Data extracted from a collection:
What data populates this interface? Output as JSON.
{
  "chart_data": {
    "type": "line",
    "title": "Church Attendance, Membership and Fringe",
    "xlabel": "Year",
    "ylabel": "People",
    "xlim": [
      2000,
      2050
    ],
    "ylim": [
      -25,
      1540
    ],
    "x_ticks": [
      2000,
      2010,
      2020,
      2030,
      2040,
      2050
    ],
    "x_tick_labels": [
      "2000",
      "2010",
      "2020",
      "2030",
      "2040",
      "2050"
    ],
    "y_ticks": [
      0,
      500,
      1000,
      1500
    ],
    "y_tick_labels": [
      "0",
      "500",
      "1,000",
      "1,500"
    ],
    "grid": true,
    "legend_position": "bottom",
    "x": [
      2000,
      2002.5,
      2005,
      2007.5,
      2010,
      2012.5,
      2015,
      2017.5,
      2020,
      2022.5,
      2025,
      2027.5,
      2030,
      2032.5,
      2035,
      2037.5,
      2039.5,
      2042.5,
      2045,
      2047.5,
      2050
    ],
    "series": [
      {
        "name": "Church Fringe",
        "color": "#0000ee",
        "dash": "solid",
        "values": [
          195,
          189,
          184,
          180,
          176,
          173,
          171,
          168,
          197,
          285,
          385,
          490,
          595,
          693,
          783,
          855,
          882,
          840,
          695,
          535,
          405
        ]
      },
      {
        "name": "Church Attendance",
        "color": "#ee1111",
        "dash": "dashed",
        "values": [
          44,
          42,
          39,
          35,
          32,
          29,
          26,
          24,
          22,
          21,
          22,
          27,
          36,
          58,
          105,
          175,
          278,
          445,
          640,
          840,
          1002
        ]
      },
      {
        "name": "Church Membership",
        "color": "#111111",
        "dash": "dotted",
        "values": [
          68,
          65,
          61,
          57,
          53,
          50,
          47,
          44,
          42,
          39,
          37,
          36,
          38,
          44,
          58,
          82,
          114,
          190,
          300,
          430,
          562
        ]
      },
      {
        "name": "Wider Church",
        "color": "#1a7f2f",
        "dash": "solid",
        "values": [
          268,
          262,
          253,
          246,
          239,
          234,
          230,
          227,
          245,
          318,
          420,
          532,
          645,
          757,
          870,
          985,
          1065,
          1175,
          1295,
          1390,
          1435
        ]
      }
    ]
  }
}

- [What you will do]
Return all of the data precisely as it appears.

- [Answer]
What data populates this interface? Output as JSON.
{
  "chart_data": {
    "type": "line",
    "title": "Church Attendance, Membership and Fringe",
    "xlabel": "Year",
    "ylabel": "People",
    "xlim": [
      2000,
      2050
    ],
    "ylim": [
      -25,
      1540
    ],
    "x_ticks": [
      2000,
      2010,
      2020,
      2030,
      2040,
      2050
    ],
    "x_tick_labels": [
      "2000",
      "2010",
      "2020",
      "2030",
      "2040",
      "2050"
    ],
    "y_ticks": [
      0,
      500,
      1000,
      1500
    ],
    "y_tick_labels": [
      "0",
      "500",
      "1,000",
      "1,500"
    ],
    "grid": true,
    "legend_position": "bottom",
    "x": [
      2000,
      2002.5,
      2005,
      2007.5,
      2010,
      2012.5,
      2015,
      2017.5,
      2020,
      2022.5,
      2025,
      2027.5,
      2030,
      2032.5,
      2035,
      2037.5,
      2039.5,
      2042.5,
      2045,
      2047.5,
      2050
    ],
    "series": [
      {
        "name": "Church Fringe",
        "color": "#0000ee",
        "dash": "solid",
        "values": [
          195,
          189,
          184,
          180,
          176,
          173,
          171,
          168,
          197,
          285,
          385,
          490,
          595,
          693,
          783,
          855,
          882,
          840,
          695,
          535,
          405
        ]
      },
      {
        "name": "Church Attendance",
        "color": "#ee1111",
        "dash": "dashed",
        "values": [
          44,
          42,
          39,
          35,
          32,
          29,
          26,
          24,
          22,
          21,
          22,
          27,
          36,
          58,
          105,
          175,
          278,
          445,
          640,
          840,
          1002
        ]
      },
      {
        "name": "Church Membership",
        "color": "#111111",
        "dash": "dotted",
        "values": [
          68,
          65,
          61,
          57,
          53,
          50,
          47,
          44,
          42,
          39,
          37,
          36,
          38,
          44,
          58,
          82,
          114,
          190,
          300,
          430,
          562
        ]
      },
      {
        "name": "Wider Church",
        "color": "#1a7f2f",
        "dash": "solid",
        "values": [
          268,
          262,
          253,
          246,
          239,
          234,
          230,
          227,
          245,
          318,
          420,
          532,
          645,
          757,
          870,
          985,
          1065,
          1175,
          1295,
          1390,
          1435
        ]
      }
    ]
  }
}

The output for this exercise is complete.